**GIVEN REQUEST**
From the listing below, pull each line that includes "your".

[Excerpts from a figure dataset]
◇ ◇ ◇ ◇

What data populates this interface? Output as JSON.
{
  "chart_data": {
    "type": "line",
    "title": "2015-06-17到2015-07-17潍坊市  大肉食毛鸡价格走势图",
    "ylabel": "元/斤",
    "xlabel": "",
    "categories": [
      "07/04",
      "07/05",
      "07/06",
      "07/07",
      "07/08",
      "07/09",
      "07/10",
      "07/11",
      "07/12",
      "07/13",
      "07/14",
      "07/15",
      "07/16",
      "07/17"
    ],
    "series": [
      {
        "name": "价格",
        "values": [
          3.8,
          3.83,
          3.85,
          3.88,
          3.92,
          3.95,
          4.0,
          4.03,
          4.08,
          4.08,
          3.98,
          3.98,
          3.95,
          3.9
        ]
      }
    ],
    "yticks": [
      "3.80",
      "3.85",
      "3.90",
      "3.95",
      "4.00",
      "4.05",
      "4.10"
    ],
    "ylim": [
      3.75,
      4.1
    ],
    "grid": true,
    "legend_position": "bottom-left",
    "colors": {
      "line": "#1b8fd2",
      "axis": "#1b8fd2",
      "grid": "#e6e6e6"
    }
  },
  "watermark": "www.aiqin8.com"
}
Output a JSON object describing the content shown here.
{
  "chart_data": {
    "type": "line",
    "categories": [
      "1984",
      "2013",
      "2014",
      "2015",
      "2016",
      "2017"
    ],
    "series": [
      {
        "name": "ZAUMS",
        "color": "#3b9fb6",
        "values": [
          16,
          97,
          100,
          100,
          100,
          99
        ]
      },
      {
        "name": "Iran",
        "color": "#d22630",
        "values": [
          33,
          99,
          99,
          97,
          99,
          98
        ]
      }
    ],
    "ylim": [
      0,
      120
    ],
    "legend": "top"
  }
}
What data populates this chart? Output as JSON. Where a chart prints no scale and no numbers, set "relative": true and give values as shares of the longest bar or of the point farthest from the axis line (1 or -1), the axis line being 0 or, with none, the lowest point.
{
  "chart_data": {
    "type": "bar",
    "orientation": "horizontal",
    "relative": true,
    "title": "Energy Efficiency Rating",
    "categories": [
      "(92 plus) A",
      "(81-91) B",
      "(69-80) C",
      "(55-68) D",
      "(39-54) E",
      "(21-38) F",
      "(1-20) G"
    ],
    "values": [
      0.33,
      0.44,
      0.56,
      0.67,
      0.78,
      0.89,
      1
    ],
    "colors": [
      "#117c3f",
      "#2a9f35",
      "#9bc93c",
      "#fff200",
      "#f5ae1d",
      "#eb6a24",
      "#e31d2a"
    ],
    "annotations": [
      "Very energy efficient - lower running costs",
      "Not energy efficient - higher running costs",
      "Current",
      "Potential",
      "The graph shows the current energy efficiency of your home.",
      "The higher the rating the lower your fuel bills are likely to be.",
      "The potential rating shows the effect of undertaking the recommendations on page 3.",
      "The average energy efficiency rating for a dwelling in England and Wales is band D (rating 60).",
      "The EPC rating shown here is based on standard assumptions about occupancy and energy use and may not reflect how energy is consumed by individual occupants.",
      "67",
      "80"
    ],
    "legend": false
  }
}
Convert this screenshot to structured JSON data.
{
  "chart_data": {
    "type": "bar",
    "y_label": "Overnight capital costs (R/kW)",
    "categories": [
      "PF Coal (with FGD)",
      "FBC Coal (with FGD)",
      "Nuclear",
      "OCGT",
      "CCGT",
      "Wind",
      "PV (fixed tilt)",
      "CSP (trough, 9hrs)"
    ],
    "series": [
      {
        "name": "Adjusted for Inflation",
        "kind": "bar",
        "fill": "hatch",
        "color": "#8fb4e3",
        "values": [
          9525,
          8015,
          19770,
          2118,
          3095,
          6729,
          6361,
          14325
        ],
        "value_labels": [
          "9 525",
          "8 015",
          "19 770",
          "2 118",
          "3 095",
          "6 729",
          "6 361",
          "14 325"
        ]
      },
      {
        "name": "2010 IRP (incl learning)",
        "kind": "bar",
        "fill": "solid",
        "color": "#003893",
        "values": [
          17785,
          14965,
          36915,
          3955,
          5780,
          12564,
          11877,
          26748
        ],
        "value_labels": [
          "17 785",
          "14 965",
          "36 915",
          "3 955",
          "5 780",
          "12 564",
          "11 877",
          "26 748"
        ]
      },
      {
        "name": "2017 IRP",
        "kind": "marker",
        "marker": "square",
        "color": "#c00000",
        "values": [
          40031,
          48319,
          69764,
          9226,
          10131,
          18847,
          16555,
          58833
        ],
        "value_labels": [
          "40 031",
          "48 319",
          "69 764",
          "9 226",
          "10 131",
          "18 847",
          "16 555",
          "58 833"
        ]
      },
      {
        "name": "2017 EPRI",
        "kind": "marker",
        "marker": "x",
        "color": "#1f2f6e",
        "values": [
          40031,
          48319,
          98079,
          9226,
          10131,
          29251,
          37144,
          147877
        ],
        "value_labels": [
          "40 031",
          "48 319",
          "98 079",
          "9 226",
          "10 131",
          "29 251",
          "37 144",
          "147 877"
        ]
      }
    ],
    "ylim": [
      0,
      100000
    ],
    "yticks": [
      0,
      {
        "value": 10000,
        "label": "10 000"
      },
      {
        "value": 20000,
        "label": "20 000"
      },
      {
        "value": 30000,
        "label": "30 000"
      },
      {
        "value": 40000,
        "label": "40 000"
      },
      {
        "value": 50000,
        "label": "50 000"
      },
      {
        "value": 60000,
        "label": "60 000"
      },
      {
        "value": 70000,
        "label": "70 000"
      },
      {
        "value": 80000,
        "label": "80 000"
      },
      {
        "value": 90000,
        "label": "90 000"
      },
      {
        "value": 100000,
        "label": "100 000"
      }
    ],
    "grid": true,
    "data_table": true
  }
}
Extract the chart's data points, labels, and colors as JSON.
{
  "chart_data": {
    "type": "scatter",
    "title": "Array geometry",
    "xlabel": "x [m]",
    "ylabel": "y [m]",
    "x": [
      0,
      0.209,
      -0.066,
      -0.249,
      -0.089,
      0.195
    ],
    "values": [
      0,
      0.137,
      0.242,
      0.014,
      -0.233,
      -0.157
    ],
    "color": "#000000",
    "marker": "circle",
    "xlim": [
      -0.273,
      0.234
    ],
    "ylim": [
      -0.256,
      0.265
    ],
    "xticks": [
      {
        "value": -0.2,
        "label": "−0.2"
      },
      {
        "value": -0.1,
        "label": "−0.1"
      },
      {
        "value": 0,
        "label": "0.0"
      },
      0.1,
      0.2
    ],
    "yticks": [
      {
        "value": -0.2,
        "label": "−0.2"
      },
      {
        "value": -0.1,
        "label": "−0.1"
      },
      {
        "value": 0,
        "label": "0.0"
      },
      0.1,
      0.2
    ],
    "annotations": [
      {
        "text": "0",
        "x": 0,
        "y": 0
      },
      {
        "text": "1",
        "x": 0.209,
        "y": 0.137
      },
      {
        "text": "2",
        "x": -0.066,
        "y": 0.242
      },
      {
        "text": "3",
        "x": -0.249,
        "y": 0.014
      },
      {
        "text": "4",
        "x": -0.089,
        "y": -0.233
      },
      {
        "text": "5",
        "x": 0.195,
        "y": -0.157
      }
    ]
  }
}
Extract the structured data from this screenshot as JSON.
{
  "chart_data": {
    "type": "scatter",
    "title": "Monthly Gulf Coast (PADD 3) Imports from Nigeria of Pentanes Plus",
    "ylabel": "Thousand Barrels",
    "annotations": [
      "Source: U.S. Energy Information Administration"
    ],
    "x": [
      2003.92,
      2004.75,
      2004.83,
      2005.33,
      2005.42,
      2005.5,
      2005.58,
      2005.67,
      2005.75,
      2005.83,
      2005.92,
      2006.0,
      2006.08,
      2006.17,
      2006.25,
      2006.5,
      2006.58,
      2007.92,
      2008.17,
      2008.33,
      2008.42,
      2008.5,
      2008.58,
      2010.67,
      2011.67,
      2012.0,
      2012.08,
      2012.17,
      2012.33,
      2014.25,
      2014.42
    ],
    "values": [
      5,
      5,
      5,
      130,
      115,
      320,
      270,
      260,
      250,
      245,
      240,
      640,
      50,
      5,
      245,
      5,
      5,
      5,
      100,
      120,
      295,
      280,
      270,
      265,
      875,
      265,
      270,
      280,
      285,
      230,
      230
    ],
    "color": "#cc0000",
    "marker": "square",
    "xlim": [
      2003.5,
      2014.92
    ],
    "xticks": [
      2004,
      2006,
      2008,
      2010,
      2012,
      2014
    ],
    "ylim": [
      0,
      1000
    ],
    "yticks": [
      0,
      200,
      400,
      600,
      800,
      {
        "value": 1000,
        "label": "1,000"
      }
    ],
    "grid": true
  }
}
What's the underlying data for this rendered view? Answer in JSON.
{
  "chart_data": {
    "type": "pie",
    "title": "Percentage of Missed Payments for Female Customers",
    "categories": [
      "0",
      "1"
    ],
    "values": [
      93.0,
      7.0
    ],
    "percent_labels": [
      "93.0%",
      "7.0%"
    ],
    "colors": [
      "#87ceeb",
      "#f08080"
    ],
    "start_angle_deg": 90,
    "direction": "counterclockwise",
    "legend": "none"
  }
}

◇ ◇ ◇ ◇

**SOLUTION**
      "The graph shows the current energy efficiency of your home.",
      "The higher the rating the lower your fuel bills are likely to be.",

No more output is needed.